• EXERCISE TASK
Examine the entries and show every line in which the word "depth" is found.
======== MATERIAL SUPPLIED
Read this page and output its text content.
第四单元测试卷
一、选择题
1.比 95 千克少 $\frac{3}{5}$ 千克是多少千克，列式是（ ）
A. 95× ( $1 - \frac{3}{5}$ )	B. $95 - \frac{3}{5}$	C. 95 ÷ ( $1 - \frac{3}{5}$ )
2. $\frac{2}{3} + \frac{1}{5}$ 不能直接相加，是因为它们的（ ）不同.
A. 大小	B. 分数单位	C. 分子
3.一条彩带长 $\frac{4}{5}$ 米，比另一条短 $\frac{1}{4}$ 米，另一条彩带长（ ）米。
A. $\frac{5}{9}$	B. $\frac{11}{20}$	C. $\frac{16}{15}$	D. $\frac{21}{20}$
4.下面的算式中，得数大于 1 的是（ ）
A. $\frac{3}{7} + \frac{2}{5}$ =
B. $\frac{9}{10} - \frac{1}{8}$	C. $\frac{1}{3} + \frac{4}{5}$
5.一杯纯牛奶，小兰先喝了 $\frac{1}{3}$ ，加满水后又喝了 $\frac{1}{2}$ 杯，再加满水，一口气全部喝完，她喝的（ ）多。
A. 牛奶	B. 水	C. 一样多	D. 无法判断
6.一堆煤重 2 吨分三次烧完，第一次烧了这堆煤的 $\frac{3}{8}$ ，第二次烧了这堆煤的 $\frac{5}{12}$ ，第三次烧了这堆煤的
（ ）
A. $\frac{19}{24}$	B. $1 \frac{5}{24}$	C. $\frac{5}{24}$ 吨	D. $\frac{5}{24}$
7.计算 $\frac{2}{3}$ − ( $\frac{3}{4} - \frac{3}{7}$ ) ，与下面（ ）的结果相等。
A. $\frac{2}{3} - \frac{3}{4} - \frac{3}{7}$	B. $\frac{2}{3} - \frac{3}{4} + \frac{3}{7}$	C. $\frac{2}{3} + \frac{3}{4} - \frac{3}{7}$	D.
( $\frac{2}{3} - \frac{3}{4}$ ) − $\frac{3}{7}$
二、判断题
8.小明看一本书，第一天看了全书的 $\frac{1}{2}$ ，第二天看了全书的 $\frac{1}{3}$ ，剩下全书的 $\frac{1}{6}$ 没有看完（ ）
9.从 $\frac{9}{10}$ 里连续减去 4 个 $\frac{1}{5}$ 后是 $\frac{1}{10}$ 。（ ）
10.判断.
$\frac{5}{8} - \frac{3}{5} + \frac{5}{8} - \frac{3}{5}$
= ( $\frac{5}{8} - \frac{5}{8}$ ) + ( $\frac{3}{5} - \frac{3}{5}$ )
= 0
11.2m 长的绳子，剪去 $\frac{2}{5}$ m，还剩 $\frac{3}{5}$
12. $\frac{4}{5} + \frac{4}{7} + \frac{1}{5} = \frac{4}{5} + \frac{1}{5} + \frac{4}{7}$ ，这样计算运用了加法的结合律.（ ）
================
======== MATERIAL SUPPLIED
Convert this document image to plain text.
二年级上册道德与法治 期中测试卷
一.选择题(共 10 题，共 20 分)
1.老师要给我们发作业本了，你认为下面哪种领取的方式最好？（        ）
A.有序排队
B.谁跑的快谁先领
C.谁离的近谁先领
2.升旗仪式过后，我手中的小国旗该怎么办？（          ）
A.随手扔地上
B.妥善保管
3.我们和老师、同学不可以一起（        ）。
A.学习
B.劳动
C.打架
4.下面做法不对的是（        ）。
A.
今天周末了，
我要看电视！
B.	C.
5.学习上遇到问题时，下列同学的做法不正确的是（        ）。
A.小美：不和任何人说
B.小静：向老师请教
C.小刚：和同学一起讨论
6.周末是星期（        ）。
================
======== MATERIAL SUPPLIED
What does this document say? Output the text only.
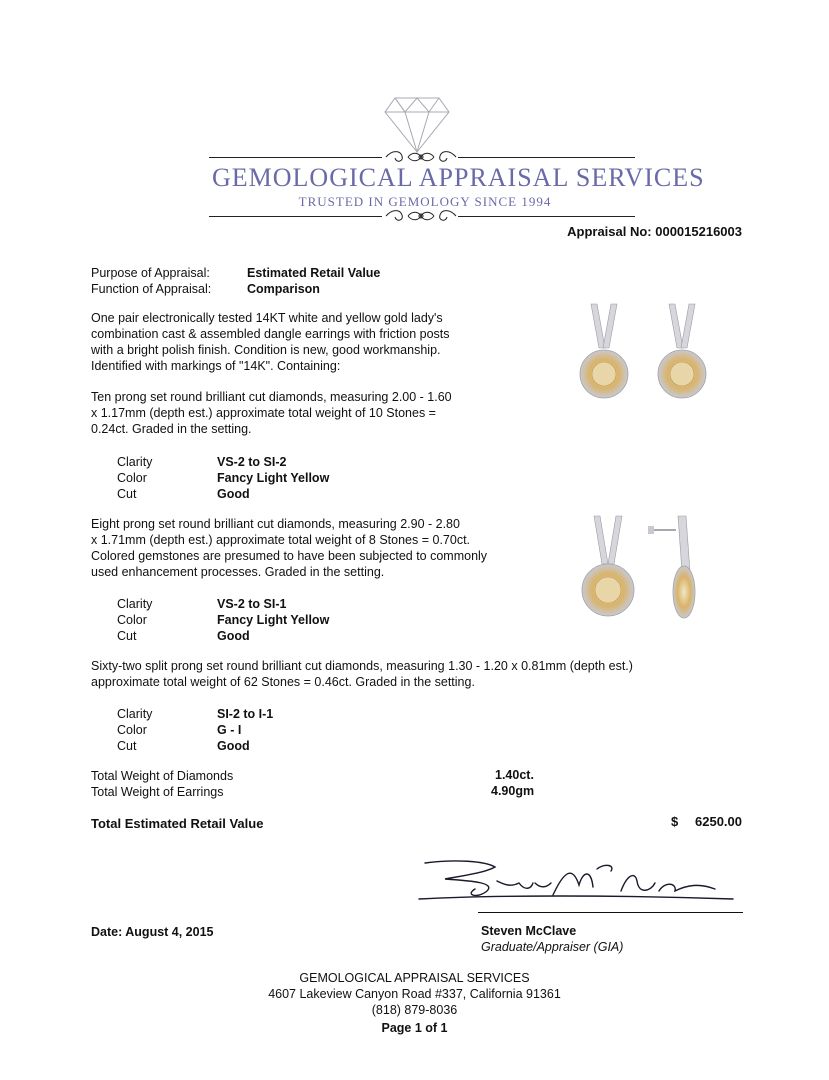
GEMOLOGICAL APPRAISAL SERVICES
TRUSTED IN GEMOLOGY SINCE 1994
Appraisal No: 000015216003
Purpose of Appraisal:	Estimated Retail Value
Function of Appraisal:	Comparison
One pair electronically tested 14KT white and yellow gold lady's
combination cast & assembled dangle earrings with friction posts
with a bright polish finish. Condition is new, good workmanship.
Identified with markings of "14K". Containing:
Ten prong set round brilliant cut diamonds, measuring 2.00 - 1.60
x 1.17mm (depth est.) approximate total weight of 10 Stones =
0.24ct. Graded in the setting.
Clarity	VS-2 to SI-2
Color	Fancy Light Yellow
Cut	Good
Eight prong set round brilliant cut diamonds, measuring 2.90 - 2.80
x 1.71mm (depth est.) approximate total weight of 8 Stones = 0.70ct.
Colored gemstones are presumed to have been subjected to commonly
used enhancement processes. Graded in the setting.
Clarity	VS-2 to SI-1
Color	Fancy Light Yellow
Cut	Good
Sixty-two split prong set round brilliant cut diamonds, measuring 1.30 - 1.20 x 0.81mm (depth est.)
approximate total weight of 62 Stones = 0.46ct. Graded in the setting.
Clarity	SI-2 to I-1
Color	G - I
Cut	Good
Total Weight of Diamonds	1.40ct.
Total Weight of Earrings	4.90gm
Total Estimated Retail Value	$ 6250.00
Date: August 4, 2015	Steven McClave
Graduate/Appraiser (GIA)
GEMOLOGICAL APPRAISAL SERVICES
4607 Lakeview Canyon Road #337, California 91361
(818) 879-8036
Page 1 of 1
================
• CORRECT RESULT
x 1.17mm (depth est.) approximate total weight of 10 Stones =
x 1.71mm (depth est.) approximate total weight of 8 Stones = 0.70ct.
Sixty-two split prong set round brilliant cut diamonds, measuring 1.30 - 1.20 x 0.81mm (depth est.)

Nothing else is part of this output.